- **Исходный отрывок**
И поэтому нынешний маразм не только режима Иудушки Капутина, но и всей господствующей над Западом закулисной банды глобалистов-миллиардеров, затеявшей ради спасения своих мертвых сверхаккумулированных гигантских капиталов преднамеренное разорение мировой экономики бредовыми выдумками "климатической катастрофы", "пандемии ковид", "энергетического кризиса" и т.д., внушает вполне реалистичные надежды на успех не только социалистической революции в России, но и воистину мировой социалистической революции. Только надо готовиться к борьбе, а не падать духом, ведь самый жуткий мрак ночи царит как раз незадолго до рассвета!

Но вернемся к нашим баранам, то есть немцам и Герцену. Либерал Герцен вслед за Гегелем взялся судить о формах государственного устройства, которые (опровергая этим рассусоливания Гегеля о "развитии Мирового Духа") явно уродливы и внутренне противоречивы, будучи результатом (особенно в России) хаотических метаний и выкрутасов властителей. Герцен ощущал эти противоречия, но не понимая их реальных социальных причин (которые Маркс осмыслил и проанализировал своей политэкономией капитализма), маскировал идеалистическую поверхностность и спорность своих забавных философствований тем, что избегал ставить точки, по-гегельянски ставя вместо них точку с запятой и этим насильно волоча читателя дальше, не давая ему задавать критические вопросы или - упаси боже! - возражать.

На этом же методе охмурежа основана вся нынешняя буржуазная идеология во всём её кажущемся разнообразии. Именно страх господствующего класса перед обсуждением реальных проблем капитализма является причиной как всё усиливающейся цензуры Интернета Западом, так и того, что говорящие головы монополистических масс-медий безостановочно тараторят, заколачивая, как гвозди, безальтернативную ложь в головы публики. Итак, почитайте, что более чем полтора века назад писал Герцен на тему, ставшую теперь снова остро актуальной из-за агрессии Запада против России.

В качестве иллюстраций я вставил в текст фотографии, сделанные в 1920-30х годах довольно известным немецким фотографом Августом Зандером (August Sander).

* * *

Александр Иванович Герцен:

"Русские немцы и немецкие русские

I. ПРАВИТЕЛЬСТВУЮЩИЕ НЕМЦЫ

«Историки делаются — поэты родятся», — говорит латинская сентенция. Наши правительствующие немцы имеют ту выгоду против историков и поэтов, что они и делаются и родятся. Родятся они от обруселых немцев, делаются из онемечившихся русских. Плодородие это — спору нет — дело хорошее, но чтоб они не очень гордились этим богатством путей нарождения, мы им напомним, что только низшие животные разводятся на два, на три манера, а высшие имеют одну методу, зато хорошую.

- **Постановка задачи a**
Перепишите записи от строки с «Circle shape xyxy=(191,111,199,119)» до строки с «Circle shape xyxy=(366,26,374,34)» включительно, заменив «Circle» на «Ellipse» и ничего больше не меняя.
Записи ниже никак не связаны с отрывком.

- **Представленные данные**
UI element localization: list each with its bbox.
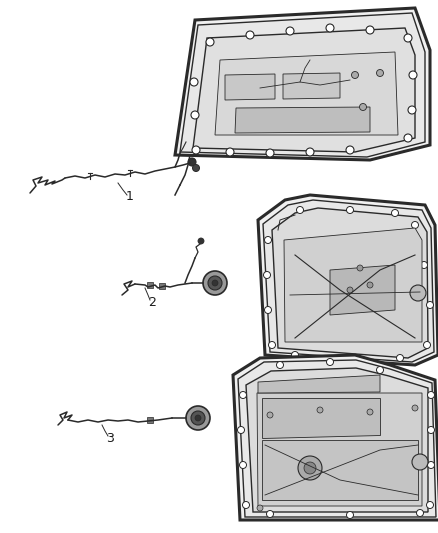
Circle shape xyxy=(191,111,199,119)
Circle shape xyxy=(326,24,334,32)
Circle shape xyxy=(424,342,431,349)
Polygon shape xyxy=(330,265,395,315)
Circle shape xyxy=(203,271,227,295)
Circle shape xyxy=(226,148,234,156)
Circle shape xyxy=(427,502,434,508)
Circle shape xyxy=(366,26,374,34)
Circle shape xyxy=(266,149,274,157)
Circle shape xyxy=(306,148,314,156)
Polygon shape xyxy=(180,13,425,157)
Polygon shape xyxy=(262,398,380,438)
Circle shape xyxy=(357,265,363,271)
Circle shape xyxy=(412,405,418,411)
Circle shape xyxy=(240,462,247,469)
Polygon shape xyxy=(262,440,418,500)
Polygon shape xyxy=(283,73,340,99)
Circle shape xyxy=(404,134,412,142)
Circle shape xyxy=(195,415,201,421)
Text: 2: 2 xyxy=(148,295,156,309)
Circle shape xyxy=(265,306,272,313)
Circle shape xyxy=(367,282,373,288)
Circle shape xyxy=(409,71,417,79)
Circle shape xyxy=(212,280,218,286)
Circle shape xyxy=(427,392,434,399)
Circle shape xyxy=(347,287,353,293)
Circle shape xyxy=(404,34,412,42)
Circle shape xyxy=(268,342,276,349)
Circle shape xyxy=(346,146,354,154)
Circle shape xyxy=(188,158,196,166)
Polygon shape xyxy=(258,195,438,365)
Circle shape xyxy=(192,146,200,154)
Circle shape xyxy=(427,302,434,309)
Circle shape xyxy=(206,38,214,46)
Circle shape xyxy=(264,271,271,279)
Circle shape xyxy=(190,78,198,86)
Circle shape xyxy=(192,165,199,172)
Bar xyxy=(147,417,153,423)
Circle shape xyxy=(427,426,434,433)
Circle shape xyxy=(298,456,322,480)
Circle shape xyxy=(411,222,418,229)
Circle shape xyxy=(417,510,424,516)
Circle shape xyxy=(246,31,254,39)
Bar xyxy=(159,283,165,289)
Circle shape xyxy=(186,406,210,430)
Circle shape xyxy=(346,357,353,364)
Polygon shape xyxy=(257,393,422,506)
Circle shape xyxy=(257,505,263,511)
Polygon shape xyxy=(246,368,428,512)
Circle shape xyxy=(408,106,416,114)
Circle shape xyxy=(377,367,384,374)
Circle shape xyxy=(367,409,373,415)
Circle shape xyxy=(352,71,358,78)
Polygon shape xyxy=(272,208,428,358)
Circle shape xyxy=(396,354,403,361)
Circle shape xyxy=(304,462,316,474)
Circle shape xyxy=(237,426,244,433)
Circle shape xyxy=(286,27,294,35)
Circle shape xyxy=(346,206,353,214)
Polygon shape xyxy=(225,74,275,100)
Circle shape xyxy=(243,502,250,508)
Circle shape xyxy=(292,351,299,359)
Circle shape xyxy=(420,262,427,269)
Polygon shape xyxy=(235,107,370,133)
Text: 3: 3 xyxy=(106,432,114,445)
Circle shape xyxy=(317,407,323,413)
Circle shape xyxy=(297,206,304,214)
Circle shape xyxy=(326,359,333,366)
Polygon shape xyxy=(263,200,434,362)
Circle shape xyxy=(412,454,428,470)
Polygon shape xyxy=(215,52,398,135)
Circle shape xyxy=(191,411,205,425)
Circle shape xyxy=(208,276,222,290)
Circle shape xyxy=(377,69,384,77)
Circle shape xyxy=(240,392,247,399)
Polygon shape xyxy=(233,355,438,520)
Polygon shape xyxy=(238,360,436,517)
Circle shape xyxy=(427,462,434,469)
Circle shape xyxy=(265,237,272,244)
Circle shape xyxy=(392,209,399,216)
Circle shape xyxy=(360,103,367,110)
Circle shape xyxy=(410,285,426,301)
Bar xyxy=(147,282,153,288)
Polygon shape xyxy=(284,228,422,342)
Circle shape xyxy=(276,361,283,368)
Circle shape xyxy=(346,512,353,519)
Text: 1: 1 xyxy=(126,190,134,204)
Circle shape xyxy=(198,238,204,244)
Polygon shape xyxy=(258,375,380,393)
Circle shape xyxy=(266,511,273,518)
Polygon shape xyxy=(175,8,430,160)
Polygon shape xyxy=(193,28,415,152)
Circle shape xyxy=(267,412,273,418)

- **Постановка задачи b**
Чьи фотографии вставлены в отрывок о Герцене в качестве иллюстраций?

- **Ответ на задание a**
Ellipse shape xyxy=(191,111,199,119)
Ellipse shape xyxy=(326,24,334,32)
Ellipse shape xyxy=(424,342,431,349)
Polygon shape xyxy=(330,265,395,315)
Ellipse shape xyxy=(203,271,227,295)
Ellipse shape xyxy=(226,148,234,156)
Ellipse shape xyxy=(427,502,434,508)
Ellipse shape xyxy=(366,26,374,34)

- **Ответ на задание b**
Немецкого фотографа Августа Зандера (August Sander).